*EXERCISE DATA*
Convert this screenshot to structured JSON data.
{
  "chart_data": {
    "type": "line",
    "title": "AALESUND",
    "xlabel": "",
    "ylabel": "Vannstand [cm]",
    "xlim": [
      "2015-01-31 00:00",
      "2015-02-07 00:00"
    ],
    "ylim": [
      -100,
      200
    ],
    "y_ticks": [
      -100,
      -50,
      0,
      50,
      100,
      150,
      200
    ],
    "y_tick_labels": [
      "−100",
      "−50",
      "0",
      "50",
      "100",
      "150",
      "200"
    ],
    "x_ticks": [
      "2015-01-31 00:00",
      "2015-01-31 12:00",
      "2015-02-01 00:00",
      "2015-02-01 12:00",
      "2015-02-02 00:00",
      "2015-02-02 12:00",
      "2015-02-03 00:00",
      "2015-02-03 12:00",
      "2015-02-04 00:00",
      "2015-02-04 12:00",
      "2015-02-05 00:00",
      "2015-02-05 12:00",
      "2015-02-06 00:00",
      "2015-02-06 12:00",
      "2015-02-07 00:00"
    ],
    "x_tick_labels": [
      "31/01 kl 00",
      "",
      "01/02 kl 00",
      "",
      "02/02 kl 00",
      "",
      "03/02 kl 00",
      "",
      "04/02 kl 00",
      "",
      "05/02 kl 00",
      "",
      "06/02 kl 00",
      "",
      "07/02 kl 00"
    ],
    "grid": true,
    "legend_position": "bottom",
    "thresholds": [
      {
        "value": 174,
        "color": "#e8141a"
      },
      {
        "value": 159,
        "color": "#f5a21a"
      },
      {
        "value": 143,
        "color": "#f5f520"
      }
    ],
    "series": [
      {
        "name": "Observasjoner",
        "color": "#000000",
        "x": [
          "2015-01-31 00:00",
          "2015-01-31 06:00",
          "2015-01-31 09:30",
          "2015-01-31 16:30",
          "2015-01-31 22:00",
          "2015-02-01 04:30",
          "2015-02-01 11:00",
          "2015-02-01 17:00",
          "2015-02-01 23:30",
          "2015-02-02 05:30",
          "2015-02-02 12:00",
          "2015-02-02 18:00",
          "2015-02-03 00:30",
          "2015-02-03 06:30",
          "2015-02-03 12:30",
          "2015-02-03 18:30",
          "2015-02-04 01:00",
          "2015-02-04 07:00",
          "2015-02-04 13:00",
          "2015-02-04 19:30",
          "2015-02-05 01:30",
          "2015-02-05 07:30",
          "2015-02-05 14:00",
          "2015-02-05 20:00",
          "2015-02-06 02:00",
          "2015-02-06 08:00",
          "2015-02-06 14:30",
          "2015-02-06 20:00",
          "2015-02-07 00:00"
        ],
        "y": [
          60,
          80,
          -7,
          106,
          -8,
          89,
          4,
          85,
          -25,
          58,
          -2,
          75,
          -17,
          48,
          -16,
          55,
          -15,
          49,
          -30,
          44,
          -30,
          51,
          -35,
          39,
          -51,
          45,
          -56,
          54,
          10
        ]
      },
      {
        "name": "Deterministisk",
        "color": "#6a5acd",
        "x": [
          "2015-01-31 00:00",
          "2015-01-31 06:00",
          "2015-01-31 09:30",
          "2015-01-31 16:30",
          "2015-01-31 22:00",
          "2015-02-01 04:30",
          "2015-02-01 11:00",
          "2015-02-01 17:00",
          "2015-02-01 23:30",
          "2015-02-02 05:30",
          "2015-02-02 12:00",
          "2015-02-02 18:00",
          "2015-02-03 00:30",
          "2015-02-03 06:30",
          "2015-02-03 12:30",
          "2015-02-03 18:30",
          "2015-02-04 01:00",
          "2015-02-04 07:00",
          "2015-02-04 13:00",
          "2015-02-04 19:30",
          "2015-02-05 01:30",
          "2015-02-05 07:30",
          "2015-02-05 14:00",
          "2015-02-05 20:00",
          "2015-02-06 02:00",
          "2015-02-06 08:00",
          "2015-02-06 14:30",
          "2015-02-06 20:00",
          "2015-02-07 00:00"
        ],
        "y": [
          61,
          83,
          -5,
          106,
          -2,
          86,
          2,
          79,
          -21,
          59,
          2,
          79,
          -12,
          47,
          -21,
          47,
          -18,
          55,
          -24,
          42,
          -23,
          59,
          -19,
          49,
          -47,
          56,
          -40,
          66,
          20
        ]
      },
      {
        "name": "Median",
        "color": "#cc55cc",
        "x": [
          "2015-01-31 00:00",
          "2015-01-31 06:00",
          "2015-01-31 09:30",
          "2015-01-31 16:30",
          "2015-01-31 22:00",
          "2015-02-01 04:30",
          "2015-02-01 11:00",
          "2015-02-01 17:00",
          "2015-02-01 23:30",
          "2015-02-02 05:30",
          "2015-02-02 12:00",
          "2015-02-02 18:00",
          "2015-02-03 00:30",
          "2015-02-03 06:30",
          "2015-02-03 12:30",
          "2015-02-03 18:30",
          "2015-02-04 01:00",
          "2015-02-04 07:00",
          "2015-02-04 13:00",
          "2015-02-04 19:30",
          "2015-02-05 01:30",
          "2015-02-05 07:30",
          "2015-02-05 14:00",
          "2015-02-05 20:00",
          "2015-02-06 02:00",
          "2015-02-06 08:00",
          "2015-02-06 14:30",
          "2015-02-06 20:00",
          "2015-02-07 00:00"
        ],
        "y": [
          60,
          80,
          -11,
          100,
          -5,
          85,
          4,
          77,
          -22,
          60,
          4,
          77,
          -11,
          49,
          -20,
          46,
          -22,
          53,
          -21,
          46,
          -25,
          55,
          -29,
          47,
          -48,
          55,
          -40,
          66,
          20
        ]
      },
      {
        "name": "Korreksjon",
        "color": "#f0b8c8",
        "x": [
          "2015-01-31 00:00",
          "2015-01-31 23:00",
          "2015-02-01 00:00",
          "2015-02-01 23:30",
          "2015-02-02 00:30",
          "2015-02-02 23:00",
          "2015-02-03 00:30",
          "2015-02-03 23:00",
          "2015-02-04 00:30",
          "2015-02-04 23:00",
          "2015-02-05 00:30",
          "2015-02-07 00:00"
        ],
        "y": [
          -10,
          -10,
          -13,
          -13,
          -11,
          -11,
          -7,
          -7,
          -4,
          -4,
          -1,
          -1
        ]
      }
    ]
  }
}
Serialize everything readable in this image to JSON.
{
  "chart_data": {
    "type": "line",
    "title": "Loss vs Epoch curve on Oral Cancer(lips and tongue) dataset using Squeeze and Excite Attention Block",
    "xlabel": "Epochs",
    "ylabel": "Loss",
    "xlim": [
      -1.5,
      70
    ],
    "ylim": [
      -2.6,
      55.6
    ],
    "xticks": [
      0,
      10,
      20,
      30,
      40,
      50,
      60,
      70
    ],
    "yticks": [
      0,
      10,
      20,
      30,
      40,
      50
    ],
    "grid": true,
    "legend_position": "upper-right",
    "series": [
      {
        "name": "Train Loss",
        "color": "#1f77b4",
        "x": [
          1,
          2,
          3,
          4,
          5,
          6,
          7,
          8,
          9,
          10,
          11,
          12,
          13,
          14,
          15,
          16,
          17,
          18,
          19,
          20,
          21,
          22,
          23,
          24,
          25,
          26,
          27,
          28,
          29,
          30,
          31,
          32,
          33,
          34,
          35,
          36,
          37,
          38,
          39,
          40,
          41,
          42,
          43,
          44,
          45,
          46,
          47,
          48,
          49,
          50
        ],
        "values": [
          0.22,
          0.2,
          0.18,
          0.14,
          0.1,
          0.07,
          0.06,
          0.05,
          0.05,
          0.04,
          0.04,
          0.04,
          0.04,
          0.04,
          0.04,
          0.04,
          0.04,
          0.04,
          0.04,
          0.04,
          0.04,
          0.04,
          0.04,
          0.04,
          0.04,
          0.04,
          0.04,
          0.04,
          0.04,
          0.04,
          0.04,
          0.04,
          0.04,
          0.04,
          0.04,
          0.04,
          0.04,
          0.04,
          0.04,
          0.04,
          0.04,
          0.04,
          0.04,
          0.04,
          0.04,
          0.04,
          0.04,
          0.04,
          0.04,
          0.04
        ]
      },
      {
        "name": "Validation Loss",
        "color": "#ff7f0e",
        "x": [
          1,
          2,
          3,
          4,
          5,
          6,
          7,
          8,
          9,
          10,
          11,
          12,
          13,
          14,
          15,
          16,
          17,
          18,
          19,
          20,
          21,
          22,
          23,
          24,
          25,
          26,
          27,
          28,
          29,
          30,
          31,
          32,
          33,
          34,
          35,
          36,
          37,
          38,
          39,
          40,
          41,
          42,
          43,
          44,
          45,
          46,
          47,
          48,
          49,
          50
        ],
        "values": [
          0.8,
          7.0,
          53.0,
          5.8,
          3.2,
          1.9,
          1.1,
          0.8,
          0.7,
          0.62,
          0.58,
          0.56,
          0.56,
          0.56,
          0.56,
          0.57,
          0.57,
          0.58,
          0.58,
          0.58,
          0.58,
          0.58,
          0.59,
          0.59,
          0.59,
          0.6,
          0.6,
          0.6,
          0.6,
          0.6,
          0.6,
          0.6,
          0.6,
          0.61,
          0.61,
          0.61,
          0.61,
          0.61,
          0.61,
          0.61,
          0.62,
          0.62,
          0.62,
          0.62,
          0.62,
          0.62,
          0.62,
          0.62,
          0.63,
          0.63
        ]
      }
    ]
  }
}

*EXERCISE GOAL*
Look over the listing. Pull out every line with the string "JSON" in it.

*RESPONSE BELOW*
Convert this screenshot to structured JSON data.
Serialize everything readable in this image to JSON.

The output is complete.